>> Start Given records

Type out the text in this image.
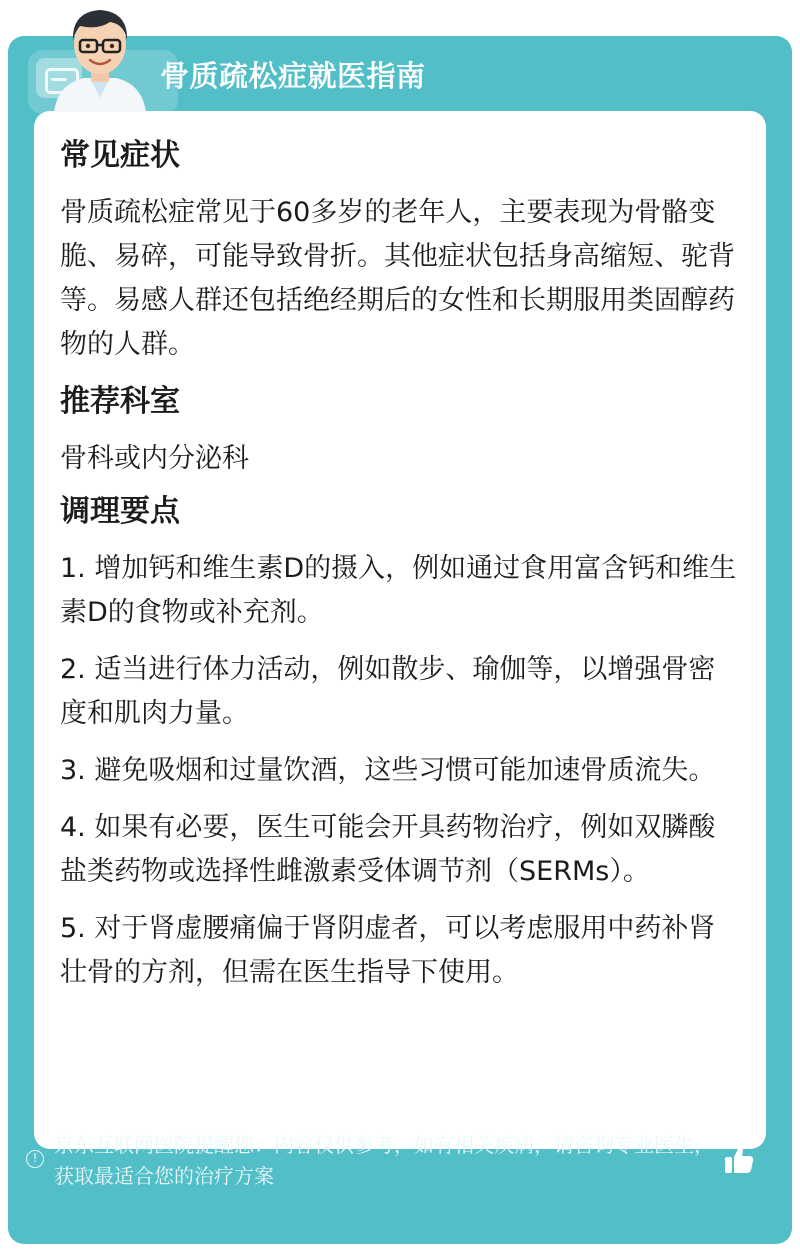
骨质疏松症就医指南
常见症状
骨质疏松症常见于60多岁的老年人，主要表现为骨骼变脆、易碎，可能导致骨折。其他症状包括身高缩短、驼背等。易感人群还包括绝经期后的女性和长期服用类固醇药物的人群。
推荐科室
骨科或内分泌科
调理要点
1. 增加钙和维生素D的摄入，例如通过食用富含钙和维生素D的食物或补充剂。
2. 适当进行体力活动，例如散步、瑜伽等，以增强骨密度和肌肉力量。
3. 避免吸烟和过量饮酒，这些习惯可能加速骨质流失。
4. 如果有必要，医生可能会开具药物治疗，例如双膦酸盐类药物或选择性雌激素受体调节剂（SERMs）。
5. 对于肾虚腰痛偏于肾阴虚者，可以考虑服用中药补肾壮骨的方剂，但需在医生指导下使用。
!
京东互联网医院提醒您：内容仅供参考，如有相关疾病，请咨询专业医生，获取最适合您的治疗方案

>> End Given records

[Requirements] Every entry above should be duplicated exactly. Do not include the images.

[Exercise response]
Type out the text in this image.
骨质疏松症就医指南
常见症状
骨质疏松症常见于60多岁的老年人，主要表现为骨骼变脆、易碎，可能导致骨折。其他症状包括身高缩短、驼背等。易感人群还包括绝经期后的女性和长期服用类固醇药物的人群。
推荐科室
骨科或内分泌科
调理要点
1. 增加钙和维生素D的摄入，例如通过食用富含钙和维生素D的食物或补充剂。
2. 适当进行体力活动，例如散步、瑜伽等，以增强骨密度和肌肉力量。
3. 避免吸烟和过量饮酒，这些习惯可能加速骨质流失。
4. 如果有必要，医生可能会开具药物治疗，例如双膦酸盐类药物或选择性雌激素受体调节剂（SERMs）。
5. 对于肾虚腰痛偏于肾阴虚者，可以考虑服用中药补肾壮骨的方剂，但需在医生指导下使用。
!
京东互联网医院提醒您：内容仅供参考，如有相关疾病，请咨询专业医生，获取最适合您的治疗方案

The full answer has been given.